Data excerpts:
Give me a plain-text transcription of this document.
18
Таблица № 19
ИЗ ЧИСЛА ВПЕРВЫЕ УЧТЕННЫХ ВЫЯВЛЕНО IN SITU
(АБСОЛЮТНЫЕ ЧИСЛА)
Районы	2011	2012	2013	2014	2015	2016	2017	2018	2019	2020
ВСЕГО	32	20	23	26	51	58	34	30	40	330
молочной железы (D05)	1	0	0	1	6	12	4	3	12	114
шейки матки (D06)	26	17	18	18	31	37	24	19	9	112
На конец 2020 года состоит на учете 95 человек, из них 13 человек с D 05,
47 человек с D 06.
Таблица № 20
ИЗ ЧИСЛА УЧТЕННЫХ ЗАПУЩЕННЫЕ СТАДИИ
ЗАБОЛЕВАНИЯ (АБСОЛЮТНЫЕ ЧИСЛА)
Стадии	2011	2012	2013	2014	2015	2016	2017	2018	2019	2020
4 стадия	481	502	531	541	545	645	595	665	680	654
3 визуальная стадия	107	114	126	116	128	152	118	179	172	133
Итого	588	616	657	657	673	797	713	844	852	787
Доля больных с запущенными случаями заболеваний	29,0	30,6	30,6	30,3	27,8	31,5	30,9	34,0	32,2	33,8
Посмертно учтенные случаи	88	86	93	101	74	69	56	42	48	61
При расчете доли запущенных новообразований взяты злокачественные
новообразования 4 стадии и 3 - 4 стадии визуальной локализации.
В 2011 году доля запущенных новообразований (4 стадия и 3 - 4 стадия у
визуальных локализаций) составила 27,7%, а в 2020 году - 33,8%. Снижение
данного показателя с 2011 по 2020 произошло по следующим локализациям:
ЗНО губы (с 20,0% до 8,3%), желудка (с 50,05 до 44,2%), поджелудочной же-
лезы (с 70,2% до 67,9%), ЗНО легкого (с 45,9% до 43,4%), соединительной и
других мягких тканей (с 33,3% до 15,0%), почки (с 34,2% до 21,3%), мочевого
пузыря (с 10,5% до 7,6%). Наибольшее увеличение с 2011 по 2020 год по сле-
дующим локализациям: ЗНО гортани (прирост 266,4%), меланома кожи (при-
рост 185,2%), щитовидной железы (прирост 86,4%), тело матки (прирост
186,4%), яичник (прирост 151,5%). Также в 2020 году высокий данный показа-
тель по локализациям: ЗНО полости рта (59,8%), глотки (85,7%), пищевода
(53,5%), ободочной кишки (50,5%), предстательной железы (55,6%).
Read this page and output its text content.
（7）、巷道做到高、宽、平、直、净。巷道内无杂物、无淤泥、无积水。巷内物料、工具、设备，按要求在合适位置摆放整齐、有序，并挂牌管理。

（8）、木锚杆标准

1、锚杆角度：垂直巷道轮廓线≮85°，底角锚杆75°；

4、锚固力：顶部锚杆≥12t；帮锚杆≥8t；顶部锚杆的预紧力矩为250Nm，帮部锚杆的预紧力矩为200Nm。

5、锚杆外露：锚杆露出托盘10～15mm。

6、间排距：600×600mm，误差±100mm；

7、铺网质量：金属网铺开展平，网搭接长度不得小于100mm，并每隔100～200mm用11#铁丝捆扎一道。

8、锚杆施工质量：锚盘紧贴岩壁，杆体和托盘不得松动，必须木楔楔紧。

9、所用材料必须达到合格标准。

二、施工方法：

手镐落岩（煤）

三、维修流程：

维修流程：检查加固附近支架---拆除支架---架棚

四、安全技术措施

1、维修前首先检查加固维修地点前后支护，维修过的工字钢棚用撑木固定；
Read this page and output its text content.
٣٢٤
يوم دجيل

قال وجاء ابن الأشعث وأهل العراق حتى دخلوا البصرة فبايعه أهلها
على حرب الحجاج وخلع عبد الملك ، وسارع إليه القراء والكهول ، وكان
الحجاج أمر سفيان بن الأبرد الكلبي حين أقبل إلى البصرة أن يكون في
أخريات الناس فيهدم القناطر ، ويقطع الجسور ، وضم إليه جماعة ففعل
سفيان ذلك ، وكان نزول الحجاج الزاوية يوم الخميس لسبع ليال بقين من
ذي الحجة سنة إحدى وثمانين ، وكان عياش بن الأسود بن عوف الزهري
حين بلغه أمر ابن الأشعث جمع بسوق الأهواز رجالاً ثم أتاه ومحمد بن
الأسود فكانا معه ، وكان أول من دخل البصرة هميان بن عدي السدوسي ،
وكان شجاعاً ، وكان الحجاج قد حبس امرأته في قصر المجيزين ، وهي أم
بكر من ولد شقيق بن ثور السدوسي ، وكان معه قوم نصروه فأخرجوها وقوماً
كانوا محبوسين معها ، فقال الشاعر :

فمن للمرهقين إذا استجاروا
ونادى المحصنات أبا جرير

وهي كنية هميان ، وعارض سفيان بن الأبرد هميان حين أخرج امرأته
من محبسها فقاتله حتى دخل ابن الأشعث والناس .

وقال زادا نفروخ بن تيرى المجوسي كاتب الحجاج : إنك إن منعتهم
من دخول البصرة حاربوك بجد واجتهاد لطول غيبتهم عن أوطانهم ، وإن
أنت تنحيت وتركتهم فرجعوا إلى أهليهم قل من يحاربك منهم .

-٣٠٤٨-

# What is being asked:
Gather and return every line that holds the string "прирост".

# Written solution:
дующим локализациям: ЗНО гортани (прирост 266,4%), меланома кожи (при-
рост 185,2%), щитовидной железы (прирост 86,4%), тело матки (прирост
186,4%), яичник (прирост 151,5%). Также в 2020 году высокий данный показа-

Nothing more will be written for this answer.